◆ **Data rows**:

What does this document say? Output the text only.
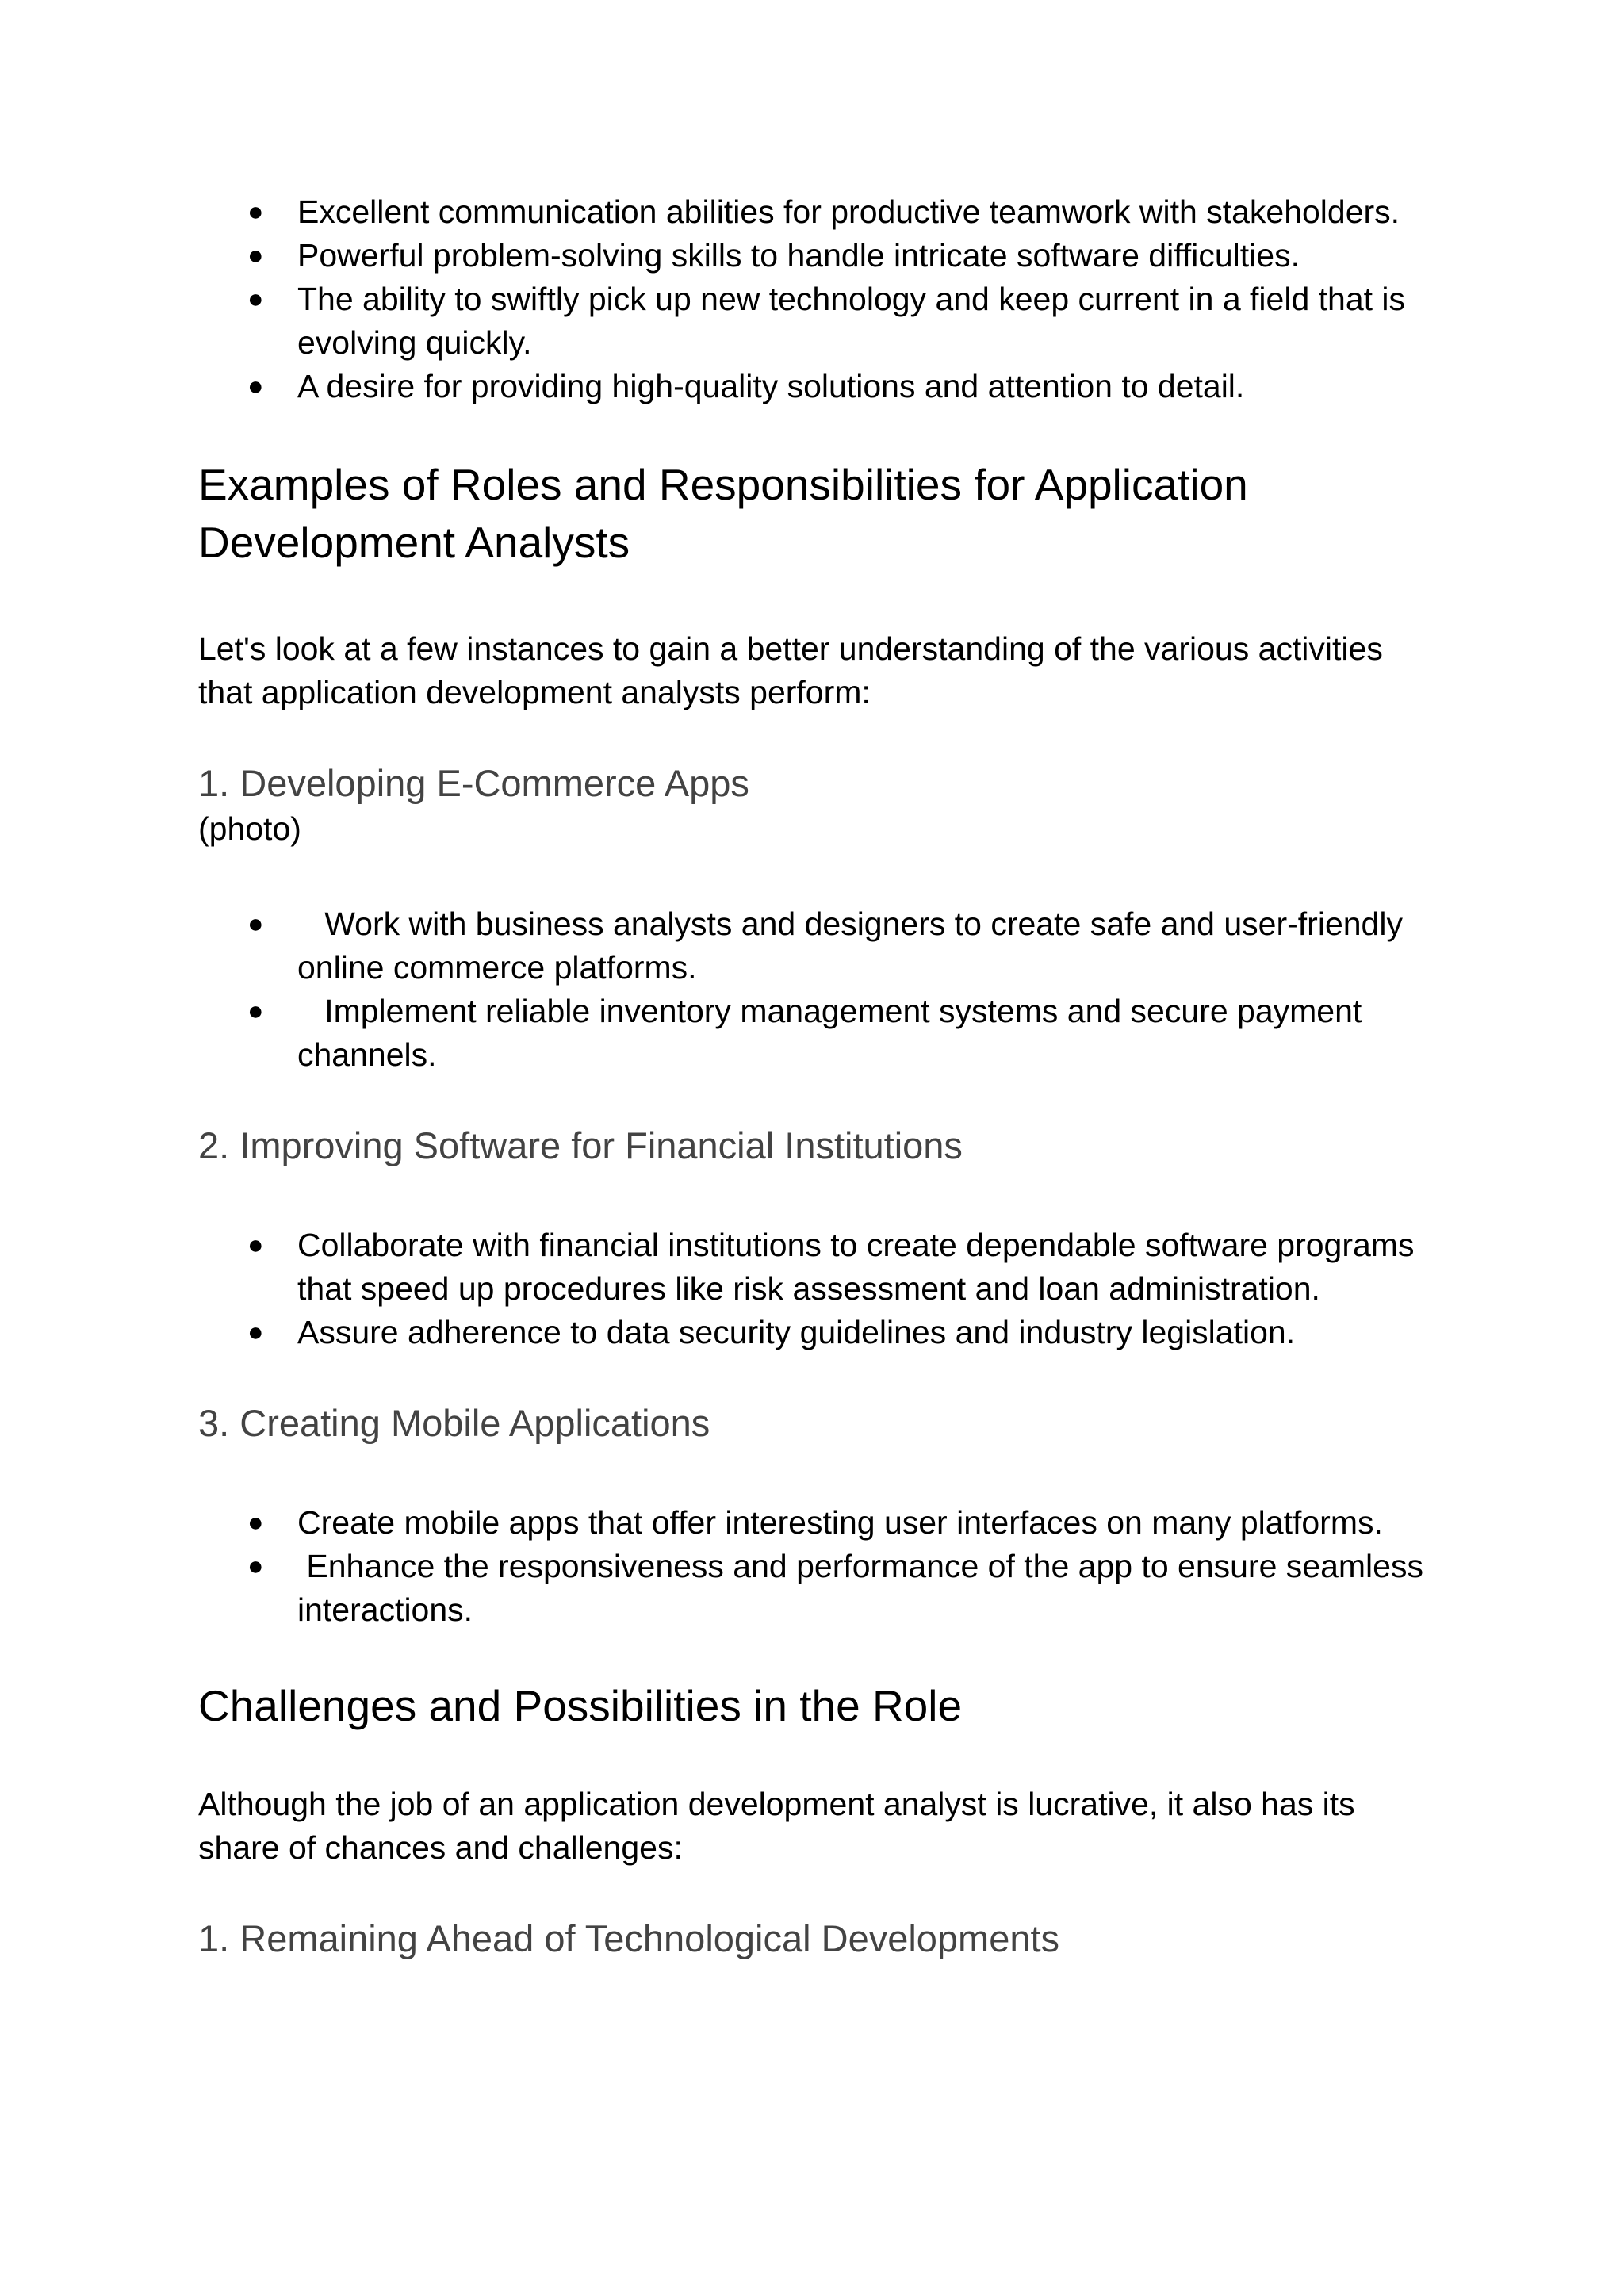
● Excellent communication abilities for productive teamwork with stakeholders.
● Powerful problem-solving skills to handle intricate software difficulties.
● The ability to swiftly pick up new technology and keep current in a field that is evolving quickly.
● A desire for providing high-quality solutions and attention to detail.
Examples of Roles and Responsibilities for Application Development Analysts

Let's look at a few instances to gain a better understanding of the various activities that application development analysts perform:

1. Developing E-Commerce Apps

(photo)

● Work with business analysts and designers to create safe and user-friendly online commerce platforms.
● Implement reliable inventory management systems and secure payment channels.
2. Improving Software for Financial Institutions
● Collaborate with financial institutions to create dependable software programs that speed up procedures like risk assessment and loan administration.
● Assure adherence to data security guidelines and industry legislation.
3. Creating Mobile Applications
● Create mobile apps that offer interesting user interfaces on many platforms.
● Enhance the responsiveness and performance of the app to ensure seamless interactions.
Challenges and Possibilities in the Role

Although the job of an application development analyst is lucrative, it also has its share of chances and challenges:

1. Remaining Ahead of Technological Developments
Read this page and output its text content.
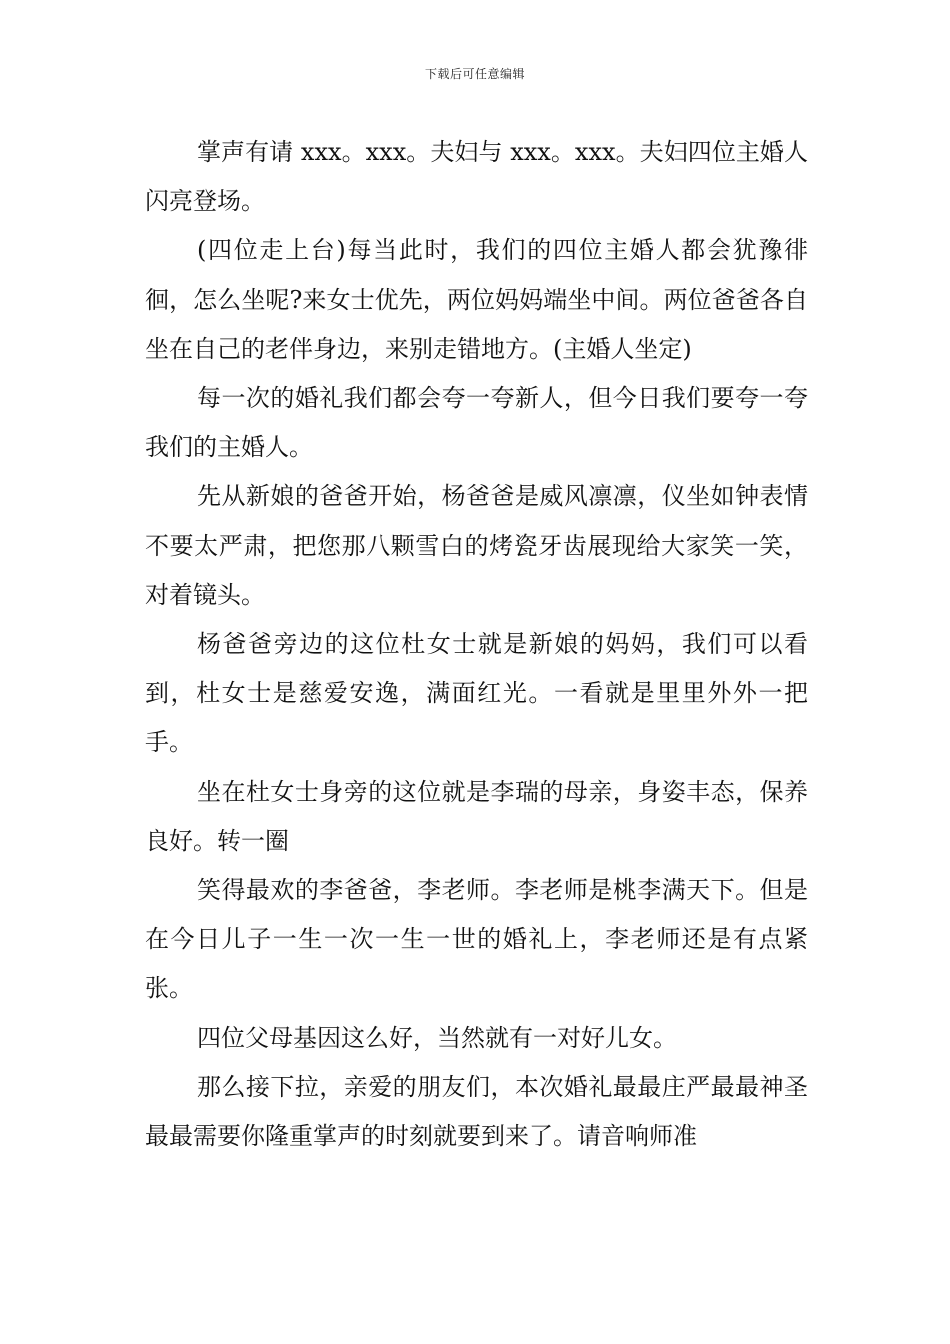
下载后可任意编辑

掌声有请 xxx。xxx。夫妇与 xxx。xxx。夫妇四位主婚人闪亮登场。

(四位走上台)每当此时，我们的四位主婚人都会犹豫徘徊，怎么坐呢?来女士优先，两位妈妈端坐中间。两位爸爸各自坐在自己的老伴身边，来别走错地方。(主婚人坐定)

每一次的婚礼我们都会夸一夸新人，但今日我们要夸一夸我们的主婚人。

先从新娘的爸爸开始，杨爸爸是威风凛凛，仪坐如钟表情不要太严肃，把您那八颗雪白的烤瓷牙齿展现给大家笑一笑，对着镜头。

杨爸爸旁边的这位杜女士就是新娘的妈妈，我们可以看到，杜女士是慈爱安逸，满面红光。一看就是里里外外一把手。

坐在杜女士身旁的这位就是李瑞的母亲，身姿丰态，保养良好。转一圈

笑得最欢的李爸爸，李老师。李老师是桃李满天下。但是在今日儿子一生一次一生一世的婚礼上，李老师还是有点紧张。

四位父母基因这么好，当然就有一对好儿女。

那么接下拉，亲爱的朋友们，本次婚礼最最庄严最最神圣最最需要你隆重掌声的时刻就要到来了。请音响师准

◆ **Description of the task**: Print every record above exactly as written, leaving out the pictures.

◆ **Solution for this exercise**:
What does this document say? Output the text only.
● Excellent communication abilities for productive teamwork with stakeholders.
● Powerful problem-solving skills to handle intricate software difficulties.
● The ability to swiftly pick up new technology and keep current in a field that is evolving quickly.
● A desire for providing high-quality solutions and attention to detail.
Examples of Roles and Responsibilities for Application Development Analysts

Let's look at a few instances to gain a better understanding of the various activities that application development analysts perform:

1. Developing E-Commerce Apps

(photo)

● Work with business analysts and designers to create safe and user-friendly online commerce platforms.
● Implement reliable inventory management systems and secure payment channels.
2. Improving Software for Financial Institutions
● Collaborate with financial institutions to create dependable software programs that speed up procedures like risk assessment and loan administration.
● Assure adherence to data security guidelines and industry legislation.
3. Creating Mobile Applications
● Create mobile apps that offer interesting user interfaces on many platforms.
● Enhance the responsiveness and performance of the app to ensure seamless interactions.
Challenges and Possibilities in the Role

Although the job of an application development analyst is lucrative, it also has its share of chances and challenges:

1. Remaining Ahead of Technological Developments
Read this page and output its text content.
下载后可任意编辑

掌声有请 xxx。xxx。夫妇与 xxx。xxx。夫妇四位主婚人闪亮登场。

(四位走上台)每当此时，我们的四位主婚人都会犹豫徘徊，怎么坐呢?来女士优先，两位妈妈端坐中间。两位爸爸各自坐在自己的老伴身边，来别走错地方。(主婚人坐定)

每一次的婚礼我们都会夸一夸新人，但今日我们要夸一夸我们的主婚人。

先从新娘的爸爸开始，杨爸爸是威风凛凛，仪坐如钟表情不要太严肃，把您那八颗雪白的烤瓷牙齿展现给大家笑一笑，对着镜头。

杨爸爸旁边的这位杜女士就是新娘的妈妈，我们可以看到，杜女士是慈爱安逸，满面红光。一看就是里里外外一把手。

坐在杜女士身旁的这位就是李瑞的母亲，身姿丰态，保养良好。转一圈

笑得最欢的李爸爸，李老师。李老师是桃李满天下。但是在今日儿子一生一次一生一世的婚礼上，李老师还是有点紧张。

四位父母基因这么好，当然就有一对好儿女。

那么接下拉，亲爱的朋友们，本次婚礼最最庄严最最神圣最最需要你隆重掌声的时刻就要到来了。请音响师准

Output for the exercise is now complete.